What to work on: Write every line out verbatim and omit the pictures.

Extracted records
[BEGIN]

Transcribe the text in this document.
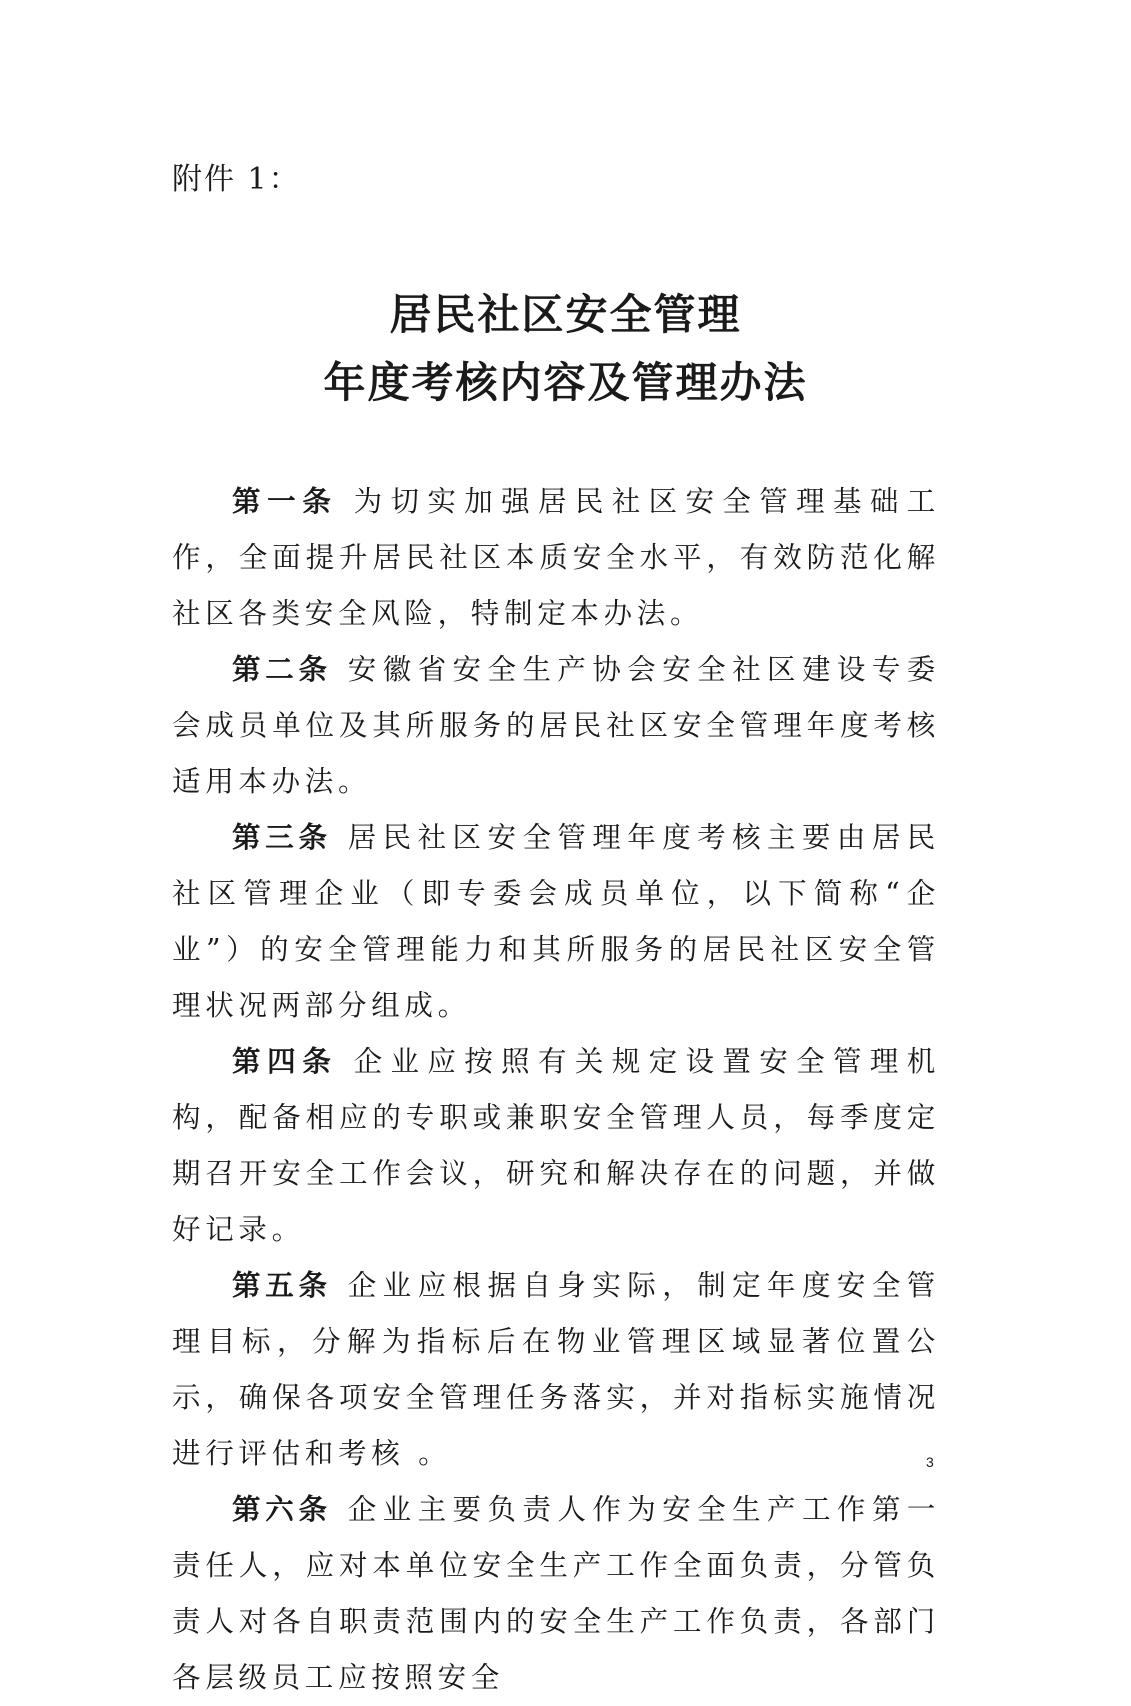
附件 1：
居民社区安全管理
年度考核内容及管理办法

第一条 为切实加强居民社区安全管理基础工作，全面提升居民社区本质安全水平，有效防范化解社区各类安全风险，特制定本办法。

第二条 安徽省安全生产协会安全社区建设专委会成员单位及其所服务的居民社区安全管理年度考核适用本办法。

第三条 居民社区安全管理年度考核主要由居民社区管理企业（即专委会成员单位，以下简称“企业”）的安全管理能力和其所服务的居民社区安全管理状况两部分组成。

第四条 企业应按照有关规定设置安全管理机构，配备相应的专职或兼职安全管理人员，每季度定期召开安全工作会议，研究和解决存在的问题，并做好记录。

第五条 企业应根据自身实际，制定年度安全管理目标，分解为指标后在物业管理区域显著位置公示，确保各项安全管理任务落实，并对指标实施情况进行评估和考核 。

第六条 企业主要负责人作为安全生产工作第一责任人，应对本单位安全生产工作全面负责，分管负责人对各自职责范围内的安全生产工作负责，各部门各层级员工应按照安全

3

[END]

Problem solution:
Transcribe the text in this document.
附件 1：
居民社区安全管理
年度考核内容及管理办法

第一条 为切实加强居民社区安全管理基础工作，全面提升居民社区本质安全水平，有效防范化解社区各类安全风险，特制定本办法。

第二条 安徽省安全生产协会安全社区建设专委会成员单位及其所服务的居民社区安全管理年度考核适用本办法。

第三条 居民社区安全管理年度考核主要由居民社区管理企业（即专委会成员单位，以下简称“企业”）的安全管理能力和其所服务的居民社区安全管理状况两部分组成。

第四条 企业应按照有关规定设置安全管理机构，配备相应的专职或兼职安全管理人员，每季度定期召开安全工作会议，研究和解决存在的问题，并做好记录。

第五条 企业应根据自身实际，制定年度安全管理目标，分解为指标后在物业管理区域显著位置公示，确保各项安全管理任务落实，并对指标实施情况进行评估和考核 。

第六条 企业主要负责人作为安全生产工作第一责任人，应对本单位安全生产工作全面负责，分管负责人对各自职责范围内的安全生产工作负责，各部门各层级员工应按照安全

3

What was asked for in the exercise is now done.